- _Data extract_:
>> start

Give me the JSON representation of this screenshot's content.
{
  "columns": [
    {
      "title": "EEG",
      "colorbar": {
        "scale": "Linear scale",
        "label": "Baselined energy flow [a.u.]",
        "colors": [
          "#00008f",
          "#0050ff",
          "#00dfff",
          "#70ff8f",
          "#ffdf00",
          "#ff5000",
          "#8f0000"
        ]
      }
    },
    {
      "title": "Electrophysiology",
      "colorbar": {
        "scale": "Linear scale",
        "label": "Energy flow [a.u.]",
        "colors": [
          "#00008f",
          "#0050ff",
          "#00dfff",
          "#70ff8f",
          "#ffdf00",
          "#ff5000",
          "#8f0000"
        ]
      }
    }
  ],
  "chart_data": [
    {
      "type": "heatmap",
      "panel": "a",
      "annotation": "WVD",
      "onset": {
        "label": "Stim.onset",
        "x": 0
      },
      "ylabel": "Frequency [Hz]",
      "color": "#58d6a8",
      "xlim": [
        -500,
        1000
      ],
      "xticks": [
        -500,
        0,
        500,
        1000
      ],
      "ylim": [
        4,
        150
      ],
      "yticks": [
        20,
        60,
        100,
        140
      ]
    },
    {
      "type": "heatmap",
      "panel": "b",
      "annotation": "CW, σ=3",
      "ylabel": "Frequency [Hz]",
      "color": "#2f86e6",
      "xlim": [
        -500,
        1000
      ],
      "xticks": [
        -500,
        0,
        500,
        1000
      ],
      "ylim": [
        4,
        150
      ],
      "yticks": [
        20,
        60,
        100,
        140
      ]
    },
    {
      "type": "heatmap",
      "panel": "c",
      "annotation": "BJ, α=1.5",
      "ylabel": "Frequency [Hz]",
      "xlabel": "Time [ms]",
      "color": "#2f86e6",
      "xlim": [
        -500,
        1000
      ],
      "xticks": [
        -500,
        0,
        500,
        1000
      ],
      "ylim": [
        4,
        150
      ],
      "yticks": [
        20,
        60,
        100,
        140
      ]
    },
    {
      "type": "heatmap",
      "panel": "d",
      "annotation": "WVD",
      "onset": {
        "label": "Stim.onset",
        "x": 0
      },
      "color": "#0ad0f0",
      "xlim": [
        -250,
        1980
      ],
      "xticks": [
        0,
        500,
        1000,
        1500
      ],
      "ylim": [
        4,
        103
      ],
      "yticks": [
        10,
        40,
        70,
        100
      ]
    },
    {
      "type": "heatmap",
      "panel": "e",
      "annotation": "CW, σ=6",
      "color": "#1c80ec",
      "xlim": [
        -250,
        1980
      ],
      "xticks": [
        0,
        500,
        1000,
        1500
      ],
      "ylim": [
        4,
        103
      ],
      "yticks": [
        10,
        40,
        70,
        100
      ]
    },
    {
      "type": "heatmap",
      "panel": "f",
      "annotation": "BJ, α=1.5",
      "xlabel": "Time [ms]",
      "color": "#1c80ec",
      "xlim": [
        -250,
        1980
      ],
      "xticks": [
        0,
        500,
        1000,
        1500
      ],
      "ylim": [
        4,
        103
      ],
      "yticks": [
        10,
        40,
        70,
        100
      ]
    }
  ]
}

>> end

Retype the records above exactly.

- _Solution below_:
Give me the JSON representation of this screenshot's content.
{
  "columns": [
    {
      "title": "EEG",
      "colorbar": {
        "scale": "Linear scale",
        "label": "Baselined energy flow [a.u.]",
        "colors": [
          "#00008f",
          "#0050ff",
          "#00dfff",
          "#70ff8f",
          "#ffdf00",
          "#ff5000",
          "#8f0000"
        ]
      }
    },
    {
      "title": "Electrophysiology",
      "colorbar": {
        "scale": "Linear scale",
        "label": "Energy flow [a.u.]",
        "colors": [
          "#00008f",
          "#0050ff",
          "#00dfff",
          "#70ff8f",
          "#ffdf00",
          "#ff5000",
          "#8f0000"
        ]
      }
    }
  ],
  "chart_data": [
    {
      "type": "heatmap",
      "panel": "a",
      "annotation": "WVD",
      "onset": {
        "label": "Stim.onset",
        "x": 0
      },
      "ylabel": "Frequency [Hz]",
      "color": "#58d6a8",
      "xlim": [
        -500,
        1000
      ],
      "xticks": [
        -500,
        0,
        500,
        1000
      ],
      "ylim": [
        4,
        150
      ],
      "yticks": [
        20,
        60,
        100,
        140
      ]
    },
    {
      "type": "heatmap",
      "panel": "b",
      "annotation": "CW, σ=3",
      "ylabel": "Frequency [Hz]",
      "color": "#2f86e6",
      "xlim": [
        -500,
        1000
      ],
      "xticks": [
        -500,
        0,
        500,
        1000
      ],
      "ylim": [
        4,
        150
      ],
      "yticks": [
        20,
        60,
        100,
        140
      ]
    },
    {
      "type": "heatmap",
      "panel": "c",
      "annotation": "BJ, α=1.5",
      "ylabel": "Frequency [Hz]",
      "xlabel": "Time [ms]",
      "color": "#2f86e6",
      "xlim": [
        -500,
        1000
      ],
      "xticks": [
        -500,
        0,
        500,
        1000
      ],
      "ylim": [
        4,
        150
      ],
      "yticks": [
        20,
        60,
        100,
        140
      ]
    },
    {
      "type": "heatmap",
      "panel": "d",
      "annotation": "WVD",
      "onset": {
        "label": "Stim.onset",
        "x": 0
      },
      "color": "#0ad0f0",
      "xlim": [
        -250,
        1980
      ],
      "xticks": [
        0,
        500,
        1000,
        1500
      ],
      "ylim": [
        4,
        103
      ],
      "yticks": [
        10,
        40,
        70,
        100
      ]
    },
    {
      "type": "heatmap",
      "panel": "e",
      "annotation": "CW, σ=6",
      "color": "#1c80ec",
      "xlim": [
        -250,
        1980
      ],
      "xticks": [
        0,
        500,
        1000,
        1500
      ],
      "ylim": [
        4,
        103
      ],
      "yticks": [
        10,
        40,
        70,
        100
      ]
    },
    {
      "type": "heatmap",
      "panel": "f",
      "annotation": "BJ, α=1.5",
      "xlabel": "Time [ms]",
      "color": "#1c80ec",
      "xlim": [
        -250,
        1980
      ],
      "xticks": [
        0,
        500,
        1000,
        1500
      ],
      "ylim": [
        4,
        103
      ],
      "yticks": [
        10,
        40,
        70,
        100
      ]
    }
  ]
}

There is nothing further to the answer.